● To do
Each entry that follows must be output without any deviation.

-=-=-=-=-

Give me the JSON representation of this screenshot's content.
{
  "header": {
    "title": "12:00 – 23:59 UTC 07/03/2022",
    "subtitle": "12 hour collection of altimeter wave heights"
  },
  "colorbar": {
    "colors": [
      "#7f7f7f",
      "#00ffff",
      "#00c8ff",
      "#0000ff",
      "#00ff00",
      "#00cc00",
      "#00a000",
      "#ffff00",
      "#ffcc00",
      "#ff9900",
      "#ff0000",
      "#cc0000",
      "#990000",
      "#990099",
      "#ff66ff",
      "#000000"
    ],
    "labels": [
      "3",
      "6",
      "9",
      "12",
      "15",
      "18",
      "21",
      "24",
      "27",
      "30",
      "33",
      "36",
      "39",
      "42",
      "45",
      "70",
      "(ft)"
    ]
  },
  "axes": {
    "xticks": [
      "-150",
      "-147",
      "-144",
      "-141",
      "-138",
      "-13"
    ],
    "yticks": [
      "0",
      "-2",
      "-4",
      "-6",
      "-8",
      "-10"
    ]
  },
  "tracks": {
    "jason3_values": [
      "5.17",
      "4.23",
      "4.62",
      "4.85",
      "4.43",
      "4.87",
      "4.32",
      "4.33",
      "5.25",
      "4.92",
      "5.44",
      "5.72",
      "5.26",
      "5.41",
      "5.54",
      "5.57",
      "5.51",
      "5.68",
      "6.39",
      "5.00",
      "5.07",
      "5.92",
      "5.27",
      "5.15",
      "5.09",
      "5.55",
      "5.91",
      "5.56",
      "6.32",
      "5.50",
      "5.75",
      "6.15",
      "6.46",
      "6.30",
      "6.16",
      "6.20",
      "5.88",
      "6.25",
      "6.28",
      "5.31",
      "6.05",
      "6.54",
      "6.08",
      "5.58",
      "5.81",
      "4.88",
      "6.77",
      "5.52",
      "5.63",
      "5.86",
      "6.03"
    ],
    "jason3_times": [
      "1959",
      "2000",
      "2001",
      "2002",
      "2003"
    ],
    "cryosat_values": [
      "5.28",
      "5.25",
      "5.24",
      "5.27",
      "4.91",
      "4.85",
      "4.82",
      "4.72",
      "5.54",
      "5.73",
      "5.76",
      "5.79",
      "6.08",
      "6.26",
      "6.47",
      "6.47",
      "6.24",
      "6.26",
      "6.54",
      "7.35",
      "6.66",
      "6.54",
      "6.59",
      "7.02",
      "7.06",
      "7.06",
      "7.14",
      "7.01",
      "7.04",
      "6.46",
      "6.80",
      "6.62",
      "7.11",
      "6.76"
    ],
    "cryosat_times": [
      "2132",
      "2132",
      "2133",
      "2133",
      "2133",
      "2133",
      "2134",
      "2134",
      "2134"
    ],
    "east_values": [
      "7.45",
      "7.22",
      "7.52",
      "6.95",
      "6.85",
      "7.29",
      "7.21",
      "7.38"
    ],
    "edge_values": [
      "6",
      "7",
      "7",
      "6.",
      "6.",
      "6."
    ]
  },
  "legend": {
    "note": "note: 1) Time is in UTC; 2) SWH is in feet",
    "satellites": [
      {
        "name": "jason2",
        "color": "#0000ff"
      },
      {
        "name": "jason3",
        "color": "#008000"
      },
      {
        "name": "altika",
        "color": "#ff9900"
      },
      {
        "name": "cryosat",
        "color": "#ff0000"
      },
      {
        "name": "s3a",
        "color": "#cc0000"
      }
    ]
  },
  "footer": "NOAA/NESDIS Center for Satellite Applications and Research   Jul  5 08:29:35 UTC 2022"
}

-=-=-=-=-

● Task result
Give me the JSON representation of this screenshot's content.
{
  "header": {
    "title": "12:00 – 23:59 UTC 07/03/2022",
    "subtitle": "12 hour collection of altimeter wave heights"
  },
  "colorbar": {
    "colors": [
      "#7f7f7f",
      "#00ffff",
      "#00c8ff",
      "#0000ff",
      "#00ff00",
      "#00cc00",
      "#00a000",
      "#ffff00",
      "#ffcc00",
      "#ff9900",
      "#ff0000",
      "#cc0000",
      "#990000",
      "#990099",
      "#ff66ff",
      "#000000"
    ],
    "labels": [
      "3",
      "6",
      "9",
      "12",
      "15",
      "18",
      "21",
      "24",
      "27",
      "30",
      "33",
      "36",
      "39",
      "42",
      "45",
      "70",
      "(ft)"
    ]
  },
  "axes": {
    "xticks": [
      "-150",
      "-147",
      "-144",
      "-141",
      "-138",
      "-13"
    ],
    "yticks": [
      "0",
      "-2",
      "-4",
      "-6",
      "-8",
      "-10"
    ]
  },
  "tracks": {
    "jason3_values": [
      "5.17",
      "4.23",
      "4.62",
      "4.85",
      "4.43",
      "4.87",
      "4.32",
      "4.33",
      "5.25",
      "4.92",
      "5.44",
      "5.72",
      "5.26",
      "5.41",
      "5.54",
      "5.57",
      "5.51",
      "5.68",
      "6.39",
      "5.00",
      "5.07",
      "5.92",
      "5.27",
      "5.15",
      "5.09",
      "5.55",
      "5.91",
      "5.56",
      "6.32",
      "5.50",
      "5.75",
      "6.15",
      "6.46",
      "6.30",
      "6.16",
      "6.20",
      "5.88",
      "6.25",
      "6.28",
      "5.31",
      "6.05",
      "6.54",
      "6.08",
      "5.58",
      "5.81",
      "4.88",
      "6.77",
      "5.52",
      "5.63",
      "5.86",
      "6.03"
    ],
    "jason3_times": [
      "1959",
      "2000",
      "2001",
      "2002",
      "2003"
    ],
    "cryosat_values": [
      "5.28",
      "5.25",
      "5.24",
      "5.27",
      "4.91",
      "4.85",
      "4.82",
      "4.72",
      "5.54",
      "5.73",
      "5.76",
      "5.79",
      "6.08",
      "6.26",
      "6.47",
      "6.47",
      "6.24",
      "6.26",
      "6.54",
      "7.35",
      "6.66",
      "6.54",
      "6.59",
      "7.02",
      "7.06",
      "7.06",
      "7.14",
      "7.01",
      "7.04",
      "6.46",
      "6.80",
      "6.62",
      "7.11",
      "6.76"
    ],
    "cryosat_times": [
      "2132",
      "2132",
      "2133",
      "2133",
      "2133",
      "2133",
      "2134",
      "2134",
      "2134"
    ],
    "east_values": [
      "7.45",
      "7.22",
      "7.52",
      "6.95",
      "6.85",
      "7.29",
      "7.21",
      "7.38"
    ],
    "edge_values": [
      "6",
      "7",
      "7",
      "6.",
      "6.",
      "6."
    ]
  },
  "legend": {
    "note": "note: 1) Time is in UTC; 2) SWH is in feet",
    "satellites": [
      {
        "name": "jason2",
        "color": "#0000ff"
      },
      {
        "name": "jason3",
        "color": "#008000"
      },
      {
        "name": "altika",
        "color": "#ff9900"
      },
      {
        "name": "cryosat",
        "color": "#ff0000"
      },
      {
        "name": "s3a",
        "color": "#cc0000"
      }
    ]
  },
  "footer": "NOAA/NESDIS Center for Satellite Applications and Research   Jul  5 08:29:35 UTC 2022"
}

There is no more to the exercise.